[Data excerpts]
* * * *

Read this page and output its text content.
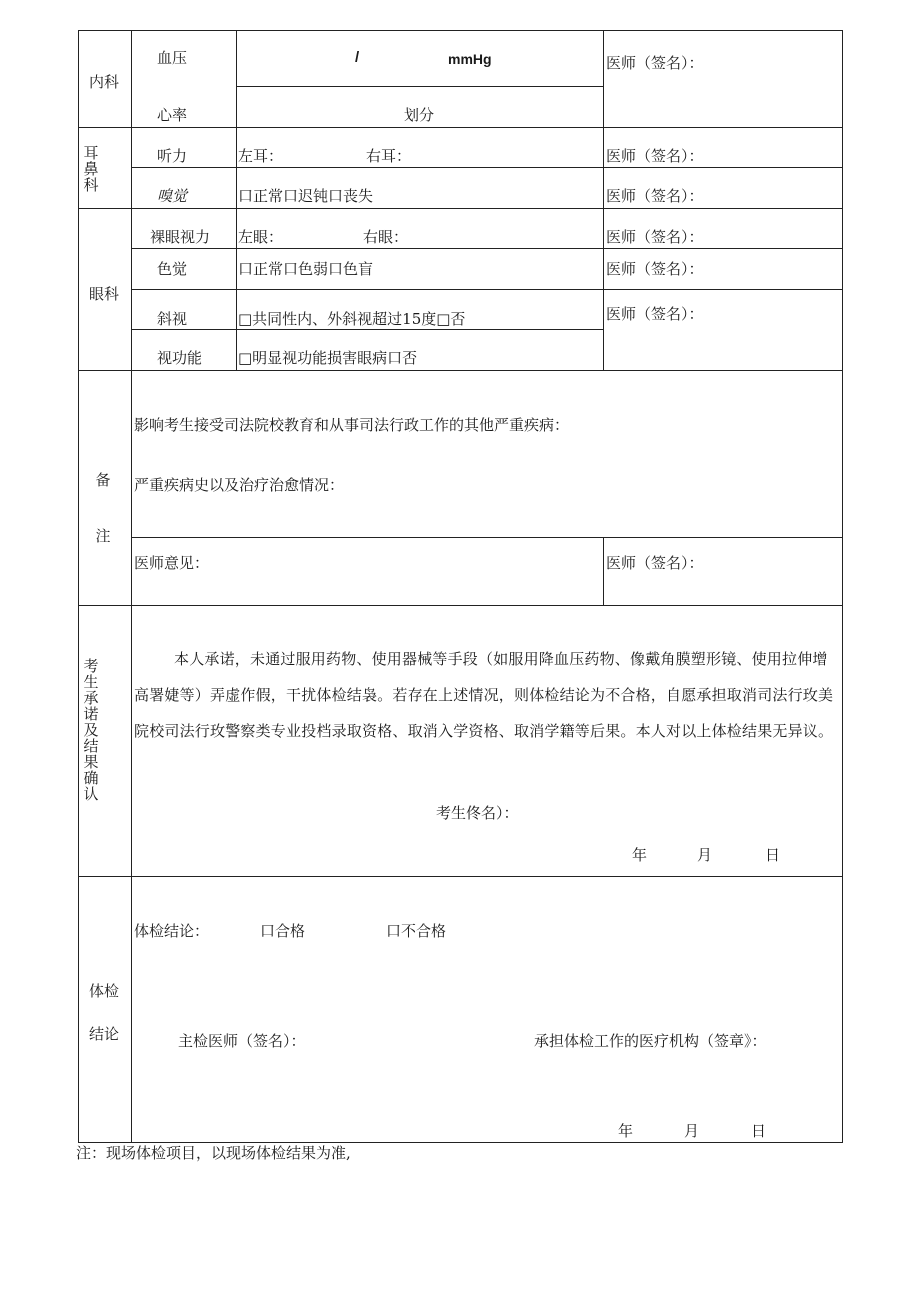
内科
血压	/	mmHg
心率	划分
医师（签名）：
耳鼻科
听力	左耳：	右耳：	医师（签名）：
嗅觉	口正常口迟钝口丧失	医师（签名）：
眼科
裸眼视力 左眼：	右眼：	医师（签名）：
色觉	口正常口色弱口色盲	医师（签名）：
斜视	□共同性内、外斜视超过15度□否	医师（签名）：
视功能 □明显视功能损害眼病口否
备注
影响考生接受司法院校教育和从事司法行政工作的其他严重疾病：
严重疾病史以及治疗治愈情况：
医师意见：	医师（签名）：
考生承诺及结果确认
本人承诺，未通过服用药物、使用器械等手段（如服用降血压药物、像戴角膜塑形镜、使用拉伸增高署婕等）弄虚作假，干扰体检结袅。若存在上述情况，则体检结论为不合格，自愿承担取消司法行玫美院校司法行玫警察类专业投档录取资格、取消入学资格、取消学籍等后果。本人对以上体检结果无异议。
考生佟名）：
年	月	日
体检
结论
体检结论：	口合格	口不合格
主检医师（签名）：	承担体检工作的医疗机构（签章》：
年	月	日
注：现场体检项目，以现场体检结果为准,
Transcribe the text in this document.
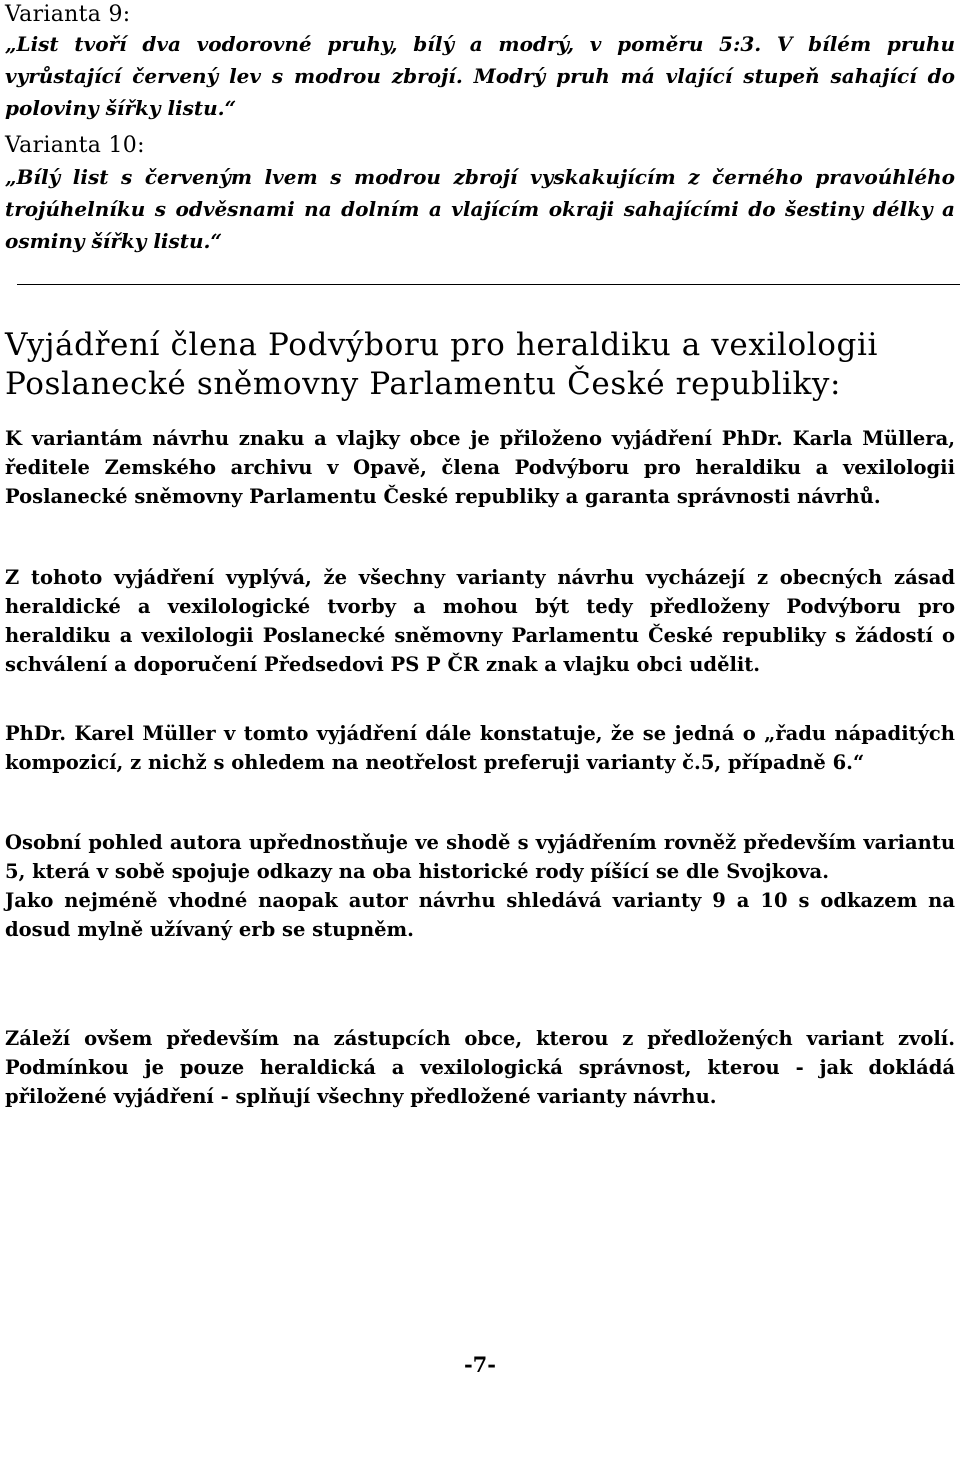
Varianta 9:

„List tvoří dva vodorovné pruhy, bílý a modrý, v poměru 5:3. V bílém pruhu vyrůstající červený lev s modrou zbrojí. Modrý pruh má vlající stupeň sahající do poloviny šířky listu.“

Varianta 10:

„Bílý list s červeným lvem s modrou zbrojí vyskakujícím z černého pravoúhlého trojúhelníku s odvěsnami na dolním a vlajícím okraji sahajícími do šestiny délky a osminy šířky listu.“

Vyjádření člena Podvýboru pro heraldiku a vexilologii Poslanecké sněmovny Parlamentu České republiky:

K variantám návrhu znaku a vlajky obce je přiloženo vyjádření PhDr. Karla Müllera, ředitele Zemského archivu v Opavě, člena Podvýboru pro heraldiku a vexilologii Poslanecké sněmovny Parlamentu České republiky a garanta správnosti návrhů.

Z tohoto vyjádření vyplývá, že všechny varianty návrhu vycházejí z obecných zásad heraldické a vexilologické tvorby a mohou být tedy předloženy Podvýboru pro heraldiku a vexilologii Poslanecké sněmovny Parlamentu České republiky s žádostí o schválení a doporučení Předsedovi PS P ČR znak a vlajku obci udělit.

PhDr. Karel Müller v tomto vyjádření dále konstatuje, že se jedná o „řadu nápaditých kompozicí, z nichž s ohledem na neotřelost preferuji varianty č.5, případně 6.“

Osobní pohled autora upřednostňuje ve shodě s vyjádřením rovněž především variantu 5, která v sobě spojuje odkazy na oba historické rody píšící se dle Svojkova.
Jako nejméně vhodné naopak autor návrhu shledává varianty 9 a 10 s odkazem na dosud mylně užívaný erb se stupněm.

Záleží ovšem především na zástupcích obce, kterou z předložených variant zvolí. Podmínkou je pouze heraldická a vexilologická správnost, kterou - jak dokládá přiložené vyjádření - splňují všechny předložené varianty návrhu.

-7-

* * * *

→ **What to produce**
Search the lines for "modrou". Copy each line that has it.

→ **Written response**
„List tvoří dva vodorovné pruhy, bílý a modrý, v poměru 5:3. V bílém pruhu vyrůstající červený lev s modrou zbrojí. Modrý pruh má vlající stupeň sahající do poloviny šířky listu.“
„Bílý list s červeným lvem s modrou zbrojí vyskakujícím z černého pravoúhlého trojúhelníku s odvěsnami na dolním a vlajícím okraji sahajícími do šestiny délky a osminy šířky listu.“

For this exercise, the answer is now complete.